▶ **Exercise**
Exclude pictures; retype the lines below from the line containing "Transcribe this image's" through the end of the records, both ends kept.

[Data items]
────────

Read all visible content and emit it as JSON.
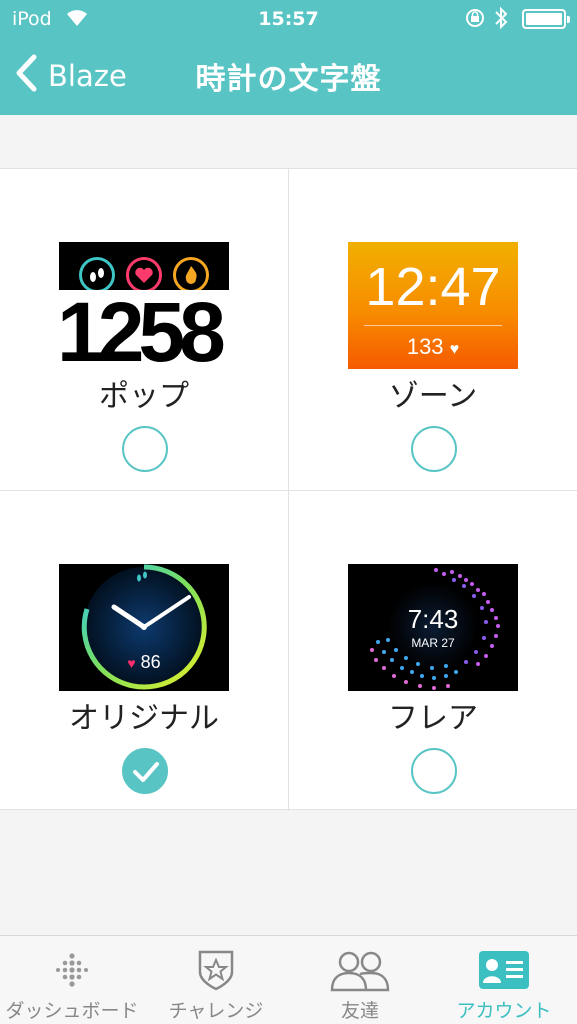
{
  "status_bar": {
    "carrier": "iPod",
    "time": "15:57"
  },
  "nav": {
    "back_label": "Blaze",
    "title": "時計の文字盤"
  },
  "clock_faces": [
    {
      "name": "ポップ",
      "selected": false,
      "preview": {
        "value": "1258"
      }
    },
    {
      "name": "ゾーン",
      "selected": false,
      "preview": {
        "time": "12:47",
        "heart_rate": "133"
      }
    },
    {
      "name": "オリジナル",
      "selected": true,
      "preview": {
        "heart_rate": "86"
      }
    },
    {
      "name": "フレア",
      "selected": false,
      "preview": {
        "time": "7:43",
        "date": "MAR 27"
      }
    }
  ],
  "tab_bar": {
    "tabs": [
      {
        "label": "ダッシュボード",
        "icon": "dashboard-dots-icon",
        "active": false
      },
      {
        "label": "チャレンジ",
        "icon": "challenge-badge-icon",
        "active": false
      },
      {
        "label": "友達",
        "icon": "friends-icon",
        "active": false
      },
      {
        "label": "アカウント",
        "icon": "account-card-icon",
        "active": true
      }
    ]
  },
  "colors": {
    "accent": "#58c4c4",
    "active_tab": "#3bbfc1",
    "inactive_tab": "#888888"
  }
}
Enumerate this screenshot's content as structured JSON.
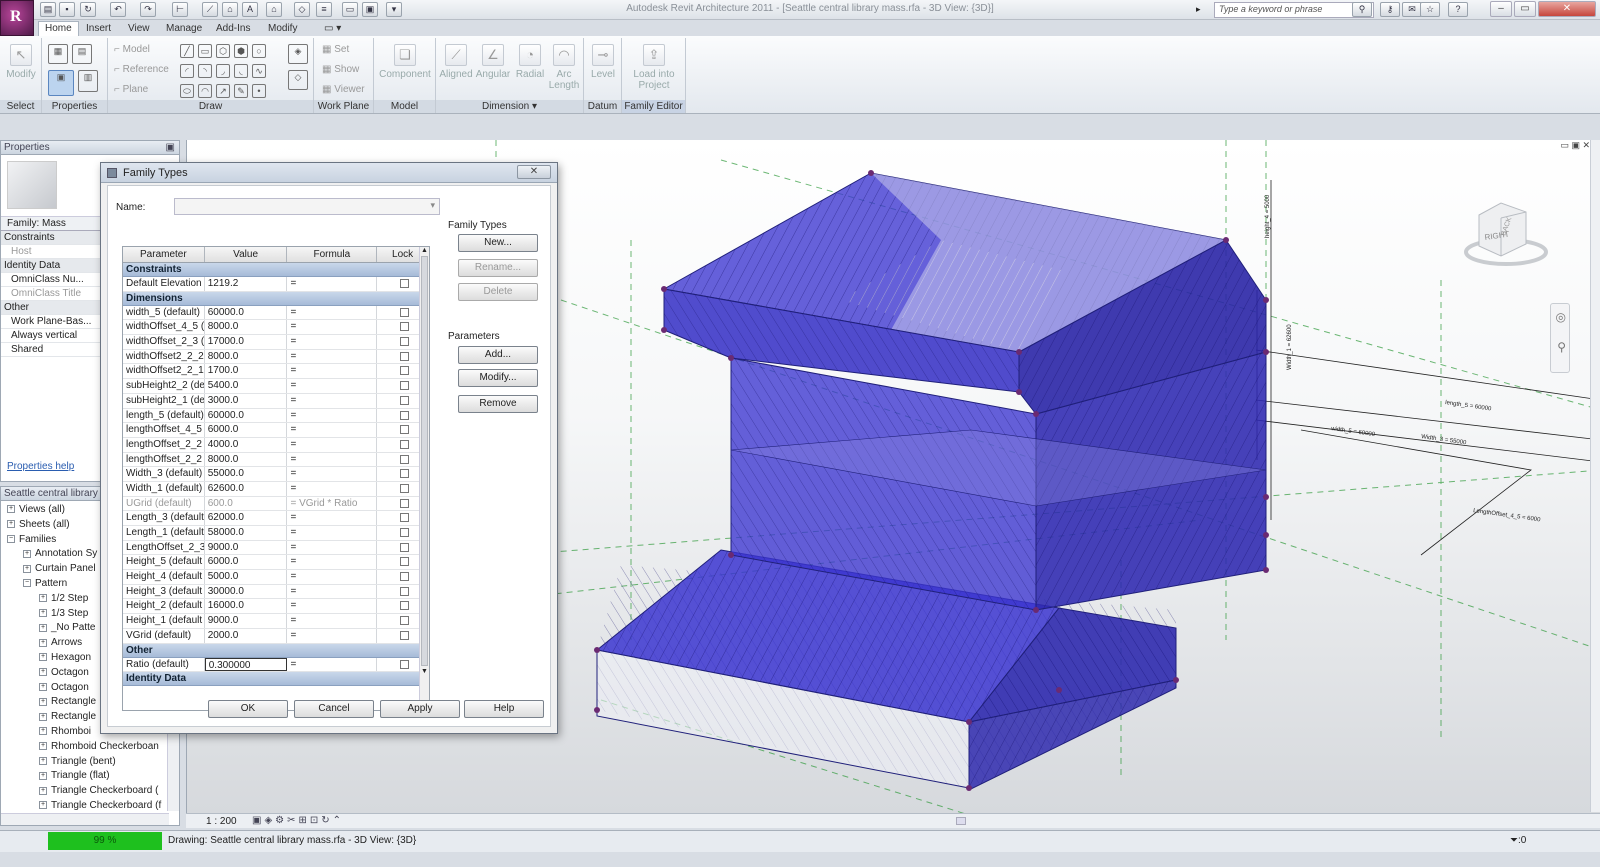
{
  "window": {
    "title": "Autodesk Revit Architecture 2011 - [Seattle central library mass.rfa - 3D View: {3D}]",
    "search_placeholder": "Type a keyword or phrase"
  },
  "tabs": [
    "Home",
    "Insert",
    "View",
    "Manage",
    "Add-Ins",
    "Modify"
  ],
  "ribbon": {
    "panels": [
      "Select",
      "Properties",
      "Draw",
      "Work Plane",
      "Model",
      "Dimension",
      "Datum",
      "Family Editor"
    ],
    "modify": "Modify",
    "draw_small": [
      "Model",
      "Reference",
      "Plane"
    ],
    "workplane_small": [
      "Set",
      "Show",
      "Viewer"
    ],
    "component": "Component",
    "dim_buttons": [
      "Aligned",
      "Angular",
      "Radial",
      "Arc Length"
    ],
    "level": "Level",
    "load": "Load into Project"
  },
  "properties_panel": {
    "title": "Properties",
    "family": "Family: Mass",
    "rows": [
      {
        "t": "Constraints",
        "k": "grp"
      },
      {
        "t": "Host",
        "k": "gray"
      },
      {
        "t": "Identity Data",
        "k": "grp"
      },
      {
        "t": "OmniClass Nu...",
        "k": "ind"
      },
      {
        "t": "OmniClass Title",
        "k": "gray"
      },
      {
        "t": "Other",
        "k": "grp"
      },
      {
        "t": "Work Plane-Bas...",
        "k": "ind"
      },
      {
        "t": "Always vertical",
        "k": "ind"
      },
      {
        "t": "Shared",
        "k": "ind"
      }
    ],
    "help": "Properties help"
  },
  "browser": {
    "title": "Seattle central library m",
    "items": [
      {
        "t": "Views (all)",
        "l": 0
      },
      {
        "t": "Sheets (all)",
        "l": 0
      },
      {
        "t": "Families",
        "l": 0
      },
      {
        "t": "Annotation Sy",
        "l": 1
      },
      {
        "t": "Curtain Panel",
        "l": 1
      },
      {
        "t": "Pattern",
        "l": 1
      },
      {
        "t": "1/2 Step",
        "l": 2
      },
      {
        "t": "1/3 Step",
        "l": 2
      },
      {
        "t": "_No Patte",
        "l": 2
      },
      {
        "t": "Arrows",
        "l": 2
      },
      {
        "t": "Hexagon",
        "l": 2
      },
      {
        "t": "Octagon",
        "l": 2
      },
      {
        "t": "Octagon",
        "l": 2
      },
      {
        "t": "Rectangle",
        "l": 2
      },
      {
        "t": "Rectangle",
        "l": 2
      },
      {
        "t": "Rhomboi",
        "l": 2
      },
      {
        "t": "Rhomboid Checkerboan",
        "l": 2
      },
      {
        "t": "Triangle (bent)",
        "l": 2
      },
      {
        "t": "Triangle (flat)",
        "l": 2
      },
      {
        "t": "Triangle Checkerboard (",
        "l": 2
      },
      {
        "t": "Triangle Checkerboard (f",
        "l": 2
      }
    ]
  },
  "dialog": {
    "title": "Family Types",
    "name_label": "Name:",
    "columns": [
      "Parameter",
      "Value",
      "Formula",
      "Lock"
    ],
    "sections": [
      {
        "name": "Constraints",
        "rows": [
          [
            "Default Elevation",
            "1219.2",
            "="
          ]
        ]
      },
      {
        "name": "Dimensions",
        "rows": [
          [
            "width_5 (default)",
            "60000.0",
            "="
          ],
          [
            "widthOffset_4_5 (",
            "8000.0",
            "="
          ],
          [
            "widthOffset_2_3 (",
            "17000.0",
            "="
          ],
          [
            "widthOffset2_2_2",
            "8000.0",
            "="
          ],
          [
            "widthOffset2_2_1",
            "1700.0",
            "="
          ],
          [
            "subHeight2_2 (de",
            "5400.0",
            "="
          ],
          [
            "subHeight2_1 (de",
            "3000.0",
            "="
          ],
          [
            "length_5 (default)",
            "60000.0",
            "="
          ],
          [
            "lengthOffset_4_5",
            "6000.0",
            "="
          ],
          [
            "lengthOffset_2_2",
            "4000.0",
            "="
          ],
          [
            "lengthOffset_2_2",
            "8000.0",
            "="
          ],
          [
            "Width_3 (default)",
            "55000.0",
            "="
          ],
          [
            "Width_1 (default)",
            "62600.0",
            "="
          ],
          [
            "UGrid (default)",
            "600.0",
            "= VGrid * Ratio"
          ],
          [
            "Length_3 (default",
            "62000.0",
            "="
          ],
          [
            "Length_1 (default",
            "58000.0",
            "="
          ],
          [
            "LengthOffset_2_3",
            "9000.0",
            "="
          ],
          [
            "Height_5 (default",
            "6000.0",
            "="
          ],
          [
            "Height_4 (default",
            "5000.0",
            "="
          ],
          [
            "Height_3 (default",
            "30000.0",
            "="
          ],
          [
            "Height_2 (default",
            "16000.0",
            "="
          ],
          [
            "Height_1 (default",
            "9000.0",
            "="
          ],
          [
            "VGrid (default)",
            "2000.0",
            "="
          ]
        ]
      },
      {
        "name": "Other",
        "rows": [
          [
            "Ratio (default)",
            "0.300000",
            "="
          ]
        ]
      },
      {
        "name": "Identity Data",
        "rows": []
      }
    ],
    "family_types_label": "Family Types",
    "family_types_buttons": [
      "New...",
      "Rename...",
      "Delete"
    ],
    "parameters_label": "Parameters",
    "parameters_buttons": [
      "Add...",
      "Modify...",
      "Remove"
    ],
    "bottom_buttons": [
      "OK",
      "Cancel",
      "Apply",
      "Help"
    ]
  },
  "viewcube": {
    "right": "RIGHT",
    "back": "BACK"
  },
  "view_scale": "1 : 200",
  "status": {
    "progress": "99 %",
    "text": "Drawing: Seattle central library mass.rfa - 3D View: {3D}",
    "filter": ":0"
  },
  "dimension_labels": [
    "length_5 = 60000",
    "height_4 = 5000",
    "width_5 = 60000",
    "Width_3 = 55000",
    "Width_1 = 62600",
    "LengthOffset_4_5 = 6000"
  ],
  "colors": {
    "mass": "#3b35d0",
    "mass_dark": "#25208f",
    "accent": "#3f7ad6",
    "progress": "#1ec01e"
  }
}
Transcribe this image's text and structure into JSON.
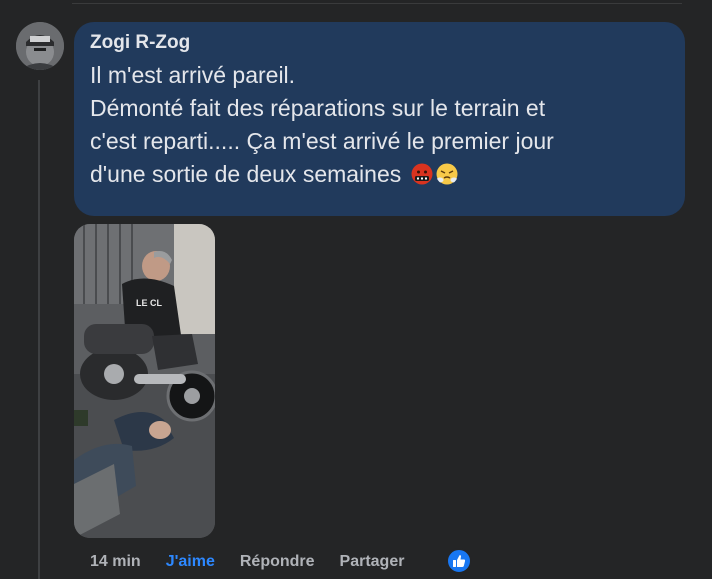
{
  "comment": {
    "author": "Zogi R-Zog",
    "lines": [
      "Il m'est arrivé pareil.",
      "Démonté fait des réparations sur le terrain et",
      "c'est reparti..... Ça m'est arrivé le premier jour",
      "d'une sortie de deux semaines"
    ],
    "emojis": [
      "face-with-symbols-on-mouth-icon",
      "face-with-steam-from-nose-icon"
    ]
  },
  "actions": {
    "time": "14 min",
    "like": "J'aime",
    "reply": "Répondre",
    "share": "Partager"
  },
  "reaction_icon": "thumbs-up-icon",
  "colors": {
    "background": "#242526",
    "bubble": "#213a5c",
    "text": "#e4e6eb",
    "muted": "#b0b3b8",
    "accent": "#2d88ff"
  }
}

────────

▶ **Problem solution**
Transcribe this image's text and structure into JSON.
{
  "comment": {
    "author": "Zogi R-Zog",
    "lines": [
      "Il m'est arrivé pareil.",
      "Démonté fait des réparations sur le terrain et",
      "c'est reparti..... Ça m'est arrivé le premier jour",
      "d'une sortie de deux semaines"
    ],
    "emojis": [
      "face-with-symbols-on-mouth-icon",
      "face-with-steam-from-nose-icon"
    ]
  },
  "actions": {
    "time": "14 min",
    "like": "J'aime",
    "reply": "Répondre",
    "share": "Partager"
  },
  "reaction_icon": "thumbs-up-icon",
  "colors": {
    "background": "#242526",
    "bubble": "#213a5c",
    "text": "#e4e6eb",
    "muted": "#b0b3b8",
    "accent": "#2d88ff"
  }
}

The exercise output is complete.